GIVEN ENTRIES:
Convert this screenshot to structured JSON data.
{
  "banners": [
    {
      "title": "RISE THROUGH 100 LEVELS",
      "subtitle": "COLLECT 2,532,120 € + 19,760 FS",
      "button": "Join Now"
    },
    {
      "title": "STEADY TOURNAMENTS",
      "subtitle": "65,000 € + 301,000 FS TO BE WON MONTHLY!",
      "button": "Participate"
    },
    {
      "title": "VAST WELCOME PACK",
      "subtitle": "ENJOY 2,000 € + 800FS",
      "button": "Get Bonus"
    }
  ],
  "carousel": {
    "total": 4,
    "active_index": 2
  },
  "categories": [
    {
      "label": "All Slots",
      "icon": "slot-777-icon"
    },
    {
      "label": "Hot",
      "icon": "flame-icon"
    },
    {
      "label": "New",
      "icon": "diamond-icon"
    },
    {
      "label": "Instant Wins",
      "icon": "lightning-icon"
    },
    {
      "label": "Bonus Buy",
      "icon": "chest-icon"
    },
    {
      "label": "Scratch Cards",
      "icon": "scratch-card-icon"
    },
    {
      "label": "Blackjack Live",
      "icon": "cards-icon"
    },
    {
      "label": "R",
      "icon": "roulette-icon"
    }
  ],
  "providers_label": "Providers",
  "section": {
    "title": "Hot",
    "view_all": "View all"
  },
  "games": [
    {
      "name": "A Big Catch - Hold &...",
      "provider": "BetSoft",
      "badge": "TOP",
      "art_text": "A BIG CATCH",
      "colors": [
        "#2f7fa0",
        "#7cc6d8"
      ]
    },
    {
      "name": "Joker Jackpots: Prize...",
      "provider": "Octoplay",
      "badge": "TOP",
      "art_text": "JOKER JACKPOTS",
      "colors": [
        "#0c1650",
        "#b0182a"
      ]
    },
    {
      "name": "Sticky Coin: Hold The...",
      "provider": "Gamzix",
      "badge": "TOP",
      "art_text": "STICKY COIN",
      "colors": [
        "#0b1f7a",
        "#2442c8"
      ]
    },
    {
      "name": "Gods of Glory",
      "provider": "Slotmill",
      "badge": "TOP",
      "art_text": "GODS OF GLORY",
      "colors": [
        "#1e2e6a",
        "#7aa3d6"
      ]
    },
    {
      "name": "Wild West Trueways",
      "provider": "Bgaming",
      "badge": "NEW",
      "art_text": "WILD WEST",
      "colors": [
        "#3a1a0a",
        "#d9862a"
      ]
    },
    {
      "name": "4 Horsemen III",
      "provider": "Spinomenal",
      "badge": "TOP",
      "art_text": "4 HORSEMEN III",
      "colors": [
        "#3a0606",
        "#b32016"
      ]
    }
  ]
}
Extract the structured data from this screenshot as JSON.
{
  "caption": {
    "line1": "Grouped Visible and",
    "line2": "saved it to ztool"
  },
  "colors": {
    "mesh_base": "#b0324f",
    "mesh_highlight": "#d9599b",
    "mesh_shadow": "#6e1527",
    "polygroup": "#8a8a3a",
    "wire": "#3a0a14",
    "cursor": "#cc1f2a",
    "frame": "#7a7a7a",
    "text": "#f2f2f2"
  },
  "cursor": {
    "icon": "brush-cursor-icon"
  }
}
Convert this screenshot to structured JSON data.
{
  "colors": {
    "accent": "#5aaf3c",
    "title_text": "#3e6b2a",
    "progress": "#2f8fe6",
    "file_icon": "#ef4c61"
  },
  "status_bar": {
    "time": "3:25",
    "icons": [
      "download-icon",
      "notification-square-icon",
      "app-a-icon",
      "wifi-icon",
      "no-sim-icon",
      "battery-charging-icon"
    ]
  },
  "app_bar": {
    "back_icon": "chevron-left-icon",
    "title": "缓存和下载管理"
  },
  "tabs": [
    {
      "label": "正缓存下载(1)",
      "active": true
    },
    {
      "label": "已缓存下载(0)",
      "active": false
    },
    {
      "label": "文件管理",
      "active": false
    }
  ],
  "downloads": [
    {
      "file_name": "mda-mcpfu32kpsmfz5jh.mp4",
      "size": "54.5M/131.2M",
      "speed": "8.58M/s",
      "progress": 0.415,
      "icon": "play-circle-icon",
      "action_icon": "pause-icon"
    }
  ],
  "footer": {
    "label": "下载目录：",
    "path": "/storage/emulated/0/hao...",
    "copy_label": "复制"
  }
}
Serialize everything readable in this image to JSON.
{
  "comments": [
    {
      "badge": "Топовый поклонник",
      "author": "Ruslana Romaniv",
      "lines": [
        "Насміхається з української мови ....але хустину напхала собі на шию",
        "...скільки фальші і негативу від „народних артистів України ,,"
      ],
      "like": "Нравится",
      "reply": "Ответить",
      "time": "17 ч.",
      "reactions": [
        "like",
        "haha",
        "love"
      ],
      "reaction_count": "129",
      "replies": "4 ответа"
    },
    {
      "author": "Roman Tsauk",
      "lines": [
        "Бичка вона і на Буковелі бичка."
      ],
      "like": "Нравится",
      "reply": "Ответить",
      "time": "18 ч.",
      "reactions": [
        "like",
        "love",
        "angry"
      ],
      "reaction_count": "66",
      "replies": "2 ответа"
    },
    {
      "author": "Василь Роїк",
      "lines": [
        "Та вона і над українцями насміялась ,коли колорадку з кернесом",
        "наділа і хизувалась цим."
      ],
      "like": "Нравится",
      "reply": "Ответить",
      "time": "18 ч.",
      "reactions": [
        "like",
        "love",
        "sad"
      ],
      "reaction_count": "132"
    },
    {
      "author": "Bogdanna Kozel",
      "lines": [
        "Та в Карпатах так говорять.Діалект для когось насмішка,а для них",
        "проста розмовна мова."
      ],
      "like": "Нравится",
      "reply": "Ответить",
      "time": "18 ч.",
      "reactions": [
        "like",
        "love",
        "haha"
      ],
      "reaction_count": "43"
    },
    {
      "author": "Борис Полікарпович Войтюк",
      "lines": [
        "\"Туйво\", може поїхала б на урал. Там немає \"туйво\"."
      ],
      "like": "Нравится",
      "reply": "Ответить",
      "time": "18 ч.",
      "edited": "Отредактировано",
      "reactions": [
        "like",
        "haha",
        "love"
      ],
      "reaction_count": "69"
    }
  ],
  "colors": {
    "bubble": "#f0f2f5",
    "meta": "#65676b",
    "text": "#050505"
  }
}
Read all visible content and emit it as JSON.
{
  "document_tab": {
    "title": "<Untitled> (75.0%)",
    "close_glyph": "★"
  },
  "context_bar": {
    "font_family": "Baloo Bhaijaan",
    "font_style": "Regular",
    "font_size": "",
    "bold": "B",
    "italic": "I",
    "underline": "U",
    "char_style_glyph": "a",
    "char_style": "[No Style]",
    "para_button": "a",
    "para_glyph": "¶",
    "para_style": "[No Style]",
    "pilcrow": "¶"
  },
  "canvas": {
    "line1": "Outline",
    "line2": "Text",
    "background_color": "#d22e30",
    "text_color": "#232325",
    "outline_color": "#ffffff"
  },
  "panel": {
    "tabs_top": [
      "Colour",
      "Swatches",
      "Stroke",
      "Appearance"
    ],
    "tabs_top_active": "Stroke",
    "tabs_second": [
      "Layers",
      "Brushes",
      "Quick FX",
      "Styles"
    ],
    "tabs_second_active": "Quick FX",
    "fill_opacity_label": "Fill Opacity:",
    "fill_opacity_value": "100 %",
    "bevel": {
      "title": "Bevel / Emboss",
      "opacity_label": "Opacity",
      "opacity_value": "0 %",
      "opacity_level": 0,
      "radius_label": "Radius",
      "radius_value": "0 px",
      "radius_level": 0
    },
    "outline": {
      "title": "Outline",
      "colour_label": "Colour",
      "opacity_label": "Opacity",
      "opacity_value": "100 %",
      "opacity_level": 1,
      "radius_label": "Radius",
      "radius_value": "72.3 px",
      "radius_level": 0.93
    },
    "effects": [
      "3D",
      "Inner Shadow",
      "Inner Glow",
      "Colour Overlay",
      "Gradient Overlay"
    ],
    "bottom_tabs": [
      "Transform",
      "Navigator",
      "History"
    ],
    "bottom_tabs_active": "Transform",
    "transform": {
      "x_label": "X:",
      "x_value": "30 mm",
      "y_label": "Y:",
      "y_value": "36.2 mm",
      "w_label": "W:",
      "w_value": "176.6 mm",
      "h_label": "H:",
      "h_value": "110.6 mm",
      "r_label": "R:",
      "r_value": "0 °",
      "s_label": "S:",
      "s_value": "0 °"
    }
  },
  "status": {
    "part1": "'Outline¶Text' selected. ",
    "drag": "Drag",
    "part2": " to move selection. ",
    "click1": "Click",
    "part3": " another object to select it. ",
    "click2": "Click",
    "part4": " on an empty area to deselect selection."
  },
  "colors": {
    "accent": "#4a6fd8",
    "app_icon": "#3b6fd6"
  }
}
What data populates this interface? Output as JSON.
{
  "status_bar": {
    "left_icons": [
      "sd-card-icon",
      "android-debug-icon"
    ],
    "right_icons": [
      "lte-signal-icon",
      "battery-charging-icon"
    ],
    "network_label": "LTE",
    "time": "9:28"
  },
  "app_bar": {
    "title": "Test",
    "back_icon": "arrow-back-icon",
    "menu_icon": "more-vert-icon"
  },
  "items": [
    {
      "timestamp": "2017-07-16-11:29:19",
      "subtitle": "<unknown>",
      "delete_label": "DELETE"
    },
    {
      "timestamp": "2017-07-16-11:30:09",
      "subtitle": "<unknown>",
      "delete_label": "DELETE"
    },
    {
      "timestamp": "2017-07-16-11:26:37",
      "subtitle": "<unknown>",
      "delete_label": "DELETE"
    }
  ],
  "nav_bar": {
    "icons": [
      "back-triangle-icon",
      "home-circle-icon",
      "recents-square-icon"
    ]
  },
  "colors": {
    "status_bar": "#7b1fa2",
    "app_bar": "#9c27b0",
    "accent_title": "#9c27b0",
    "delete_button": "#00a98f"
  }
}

DESCRIPTION OF THE TASK: Among the lines of the listing, how many hold the string "вона"? Respond with only the number.

FINAL ANSWER: 2